══ Material provided

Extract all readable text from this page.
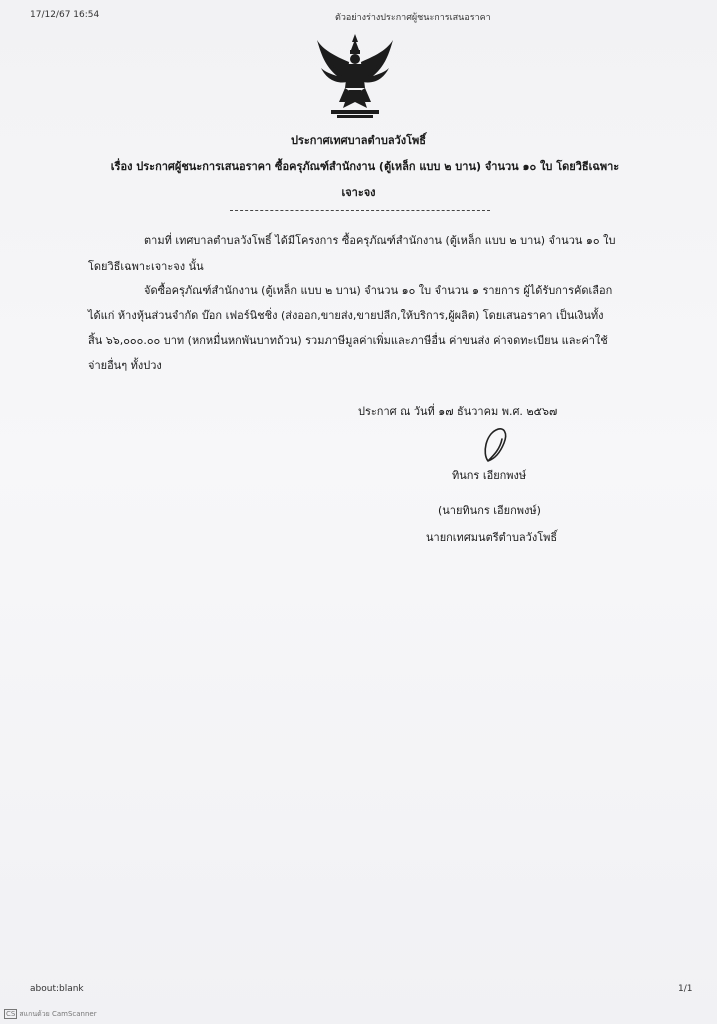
17/12/67 16:54	ตัวอย่างร่างประกาศผู้ชนะการเสนอราคา
ประกาศเทศบาลตำบลวังโพธิ์
เรื่อง ประกาศผู้ชนะการเสนอราคา ซื้อครุภัณฑ์สำนักงาน (ตู้เหล็ก แบบ ๒ บาน) จำนวน ๑๐ ใบ โดยวิธีเฉพาะ
เจาะจง
ตามที่ เทศบาลตำบลวังโพธิ์ ได้มีโครงการ ซื้อครุภัณฑ์สำนักงาน (ตู้เหล็ก แบบ ๒ บาน) จำนวน ๑๐ ใบ
โดยวิธีเฉพาะเจาะจง นั้น
จัดซื้อครุภัณฑ์สำนักงาน (ตู้เหล็ก แบบ ๒ บาน) จำนวน ๑๐ ใบ จำนวน ๑ รายการ ผู้ได้รับการคัดเลือก
ได้แก่ ห้างหุ้นส่วนจำกัด บ๊อก เฟอร์นิชชิ่ง (ส่งออก,ขายส่ง,ขายปลีก,ให้บริการ,ผู้ผลิต) โดยเสนอราคา เป็นเงินทั้ง
สิ้น ๖๖,๐๐๐.๐๐ บาท (หกหมื่นหกพันบาทถ้วน) รวมภาษีมูลค่าเพิ่มและภาษีอื่น ค่าขนส่ง ค่าจดทะเบียน และค่าใช้
จ่ายอื่นๆ ทั้งปวง
ประกาศ ณ วันที่ ๑๗ ธันวาคม พ.ศ. ๒๕๖๗
ทินกร เอียกพงษ์
(นายทินกร เอียกพงษ์)
นายกเทศมนตรีตำบลวังโพธิ์
about:blank	1/1
CS สแกนด้วย CamScanner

════

Reproduce each entry precisely, dropping only the pictures.

Extract all readable text from this page.
17/12/67 16:54	ตัวอย่างร่างประกาศผู้ชนะการเสนอราคา
ประกาศเทศบาลตำบลวังโพธิ์
เรื่อง ประกาศผู้ชนะการเสนอราคา ซื้อครุภัณฑ์สำนักงาน (ตู้เหล็ก แบบ ๒ บาน) จำนวน ๑๐ ใบ โดยวิธีเฉพาะ
เจาะจง
ตามที่ เทศบาลตำบลวังโพธิ์ ได้มีโครงการ ซื้อครุภัณฑ์สำนักงาน (ตู้เหล็ก แบบ ๒ บาน) จำนวน ๑๐ ใบ
โดยวิธีเฉพาะเจาะจง นั้น
จัดซื้อครุภัณฑ์สำนักงาน (ตู้เหล็ก แบบ ๒ บาน) จำนวน ๑๐ ใบ จำนวน ๑ รายการ ผู้ได้รับการคัดเลือก
ได้แก่ ห้างหุ้นส่วนจำกัด บ๊อก เฟอร์นิชชิ่ง (ส่งออก,ขายส่ง,ขายปลีก,ให้บริการ,ผู้ผลิต) โดยเสนอราคา เป็นเงินทั้ง
สิ้น ๖๖,๐๐๐.๐๐ บาท (หกหมื่นหกพันบาทถ้วน) รวมภาษีมูลค่าเพิ่มและภาษีอื่น ค่าขนส่ง ค่าจดทะเบียน และค่าใช้
จ่ายอื่นๆ ทั้งปวง
ประกาศ ณ วันที่ ๑๗ ธันวาคม พ.ศ. ๒๕๖๗
ทินกร เอียกพงษ์
(นายทินกร เอียกพงษ์)
นายกเทศมนตรีตำบลวังโพธิ์
about:blank	1/1
CS สแกนด้วย CamScanner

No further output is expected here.